● EXERCISE BRIEF
Each line containing the word "label" should be found and copied.

● INPUT ROWS
⟨

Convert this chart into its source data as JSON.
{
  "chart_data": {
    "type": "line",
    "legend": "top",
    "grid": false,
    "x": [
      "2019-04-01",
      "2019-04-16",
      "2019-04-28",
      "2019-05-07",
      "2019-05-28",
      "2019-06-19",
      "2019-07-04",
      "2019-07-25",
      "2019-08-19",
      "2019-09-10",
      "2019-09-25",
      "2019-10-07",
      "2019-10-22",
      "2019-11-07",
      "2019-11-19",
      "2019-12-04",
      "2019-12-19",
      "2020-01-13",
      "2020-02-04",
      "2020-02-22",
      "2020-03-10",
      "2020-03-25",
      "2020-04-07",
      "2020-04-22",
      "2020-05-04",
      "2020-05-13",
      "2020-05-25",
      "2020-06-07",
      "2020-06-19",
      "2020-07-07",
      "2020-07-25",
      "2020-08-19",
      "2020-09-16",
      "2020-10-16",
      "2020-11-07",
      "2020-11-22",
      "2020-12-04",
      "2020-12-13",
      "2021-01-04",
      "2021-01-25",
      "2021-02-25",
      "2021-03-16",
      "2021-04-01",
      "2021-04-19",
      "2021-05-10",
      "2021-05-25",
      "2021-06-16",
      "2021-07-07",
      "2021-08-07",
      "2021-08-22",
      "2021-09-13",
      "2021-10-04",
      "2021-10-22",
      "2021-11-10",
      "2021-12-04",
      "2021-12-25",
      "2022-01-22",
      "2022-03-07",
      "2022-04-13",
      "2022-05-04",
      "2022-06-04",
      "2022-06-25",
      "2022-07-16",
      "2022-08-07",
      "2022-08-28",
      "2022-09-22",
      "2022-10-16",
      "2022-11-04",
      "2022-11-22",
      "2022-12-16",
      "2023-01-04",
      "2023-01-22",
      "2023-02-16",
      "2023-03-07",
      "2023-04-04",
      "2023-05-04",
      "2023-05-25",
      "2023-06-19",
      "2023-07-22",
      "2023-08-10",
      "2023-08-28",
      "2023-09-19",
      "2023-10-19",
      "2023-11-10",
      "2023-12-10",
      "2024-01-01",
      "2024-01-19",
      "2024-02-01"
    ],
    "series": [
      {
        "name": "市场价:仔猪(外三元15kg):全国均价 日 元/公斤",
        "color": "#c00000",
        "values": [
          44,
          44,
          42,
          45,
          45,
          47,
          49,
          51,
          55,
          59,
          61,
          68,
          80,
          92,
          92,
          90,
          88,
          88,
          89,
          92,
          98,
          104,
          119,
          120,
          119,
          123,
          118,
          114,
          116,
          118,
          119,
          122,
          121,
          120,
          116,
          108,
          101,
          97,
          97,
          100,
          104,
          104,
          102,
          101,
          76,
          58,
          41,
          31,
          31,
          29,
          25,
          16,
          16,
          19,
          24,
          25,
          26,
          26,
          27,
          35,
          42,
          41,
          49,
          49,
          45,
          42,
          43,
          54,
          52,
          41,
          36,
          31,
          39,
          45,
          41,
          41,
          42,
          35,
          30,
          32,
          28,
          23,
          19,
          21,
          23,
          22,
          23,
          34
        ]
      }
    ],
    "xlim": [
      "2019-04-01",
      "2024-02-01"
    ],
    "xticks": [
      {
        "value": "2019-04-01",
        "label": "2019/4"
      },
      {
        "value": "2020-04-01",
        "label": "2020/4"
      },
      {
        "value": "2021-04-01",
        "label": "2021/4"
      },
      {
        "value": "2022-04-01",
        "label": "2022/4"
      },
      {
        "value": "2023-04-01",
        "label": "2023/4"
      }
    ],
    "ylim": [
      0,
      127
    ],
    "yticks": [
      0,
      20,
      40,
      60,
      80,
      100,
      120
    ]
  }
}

⟩

● WRITTEN SOLUTION
        "label": "2019/4"
        "label": "2020/4"
        "label": "2021/4"
        "label": "2022/4"
        "label": "2023/4"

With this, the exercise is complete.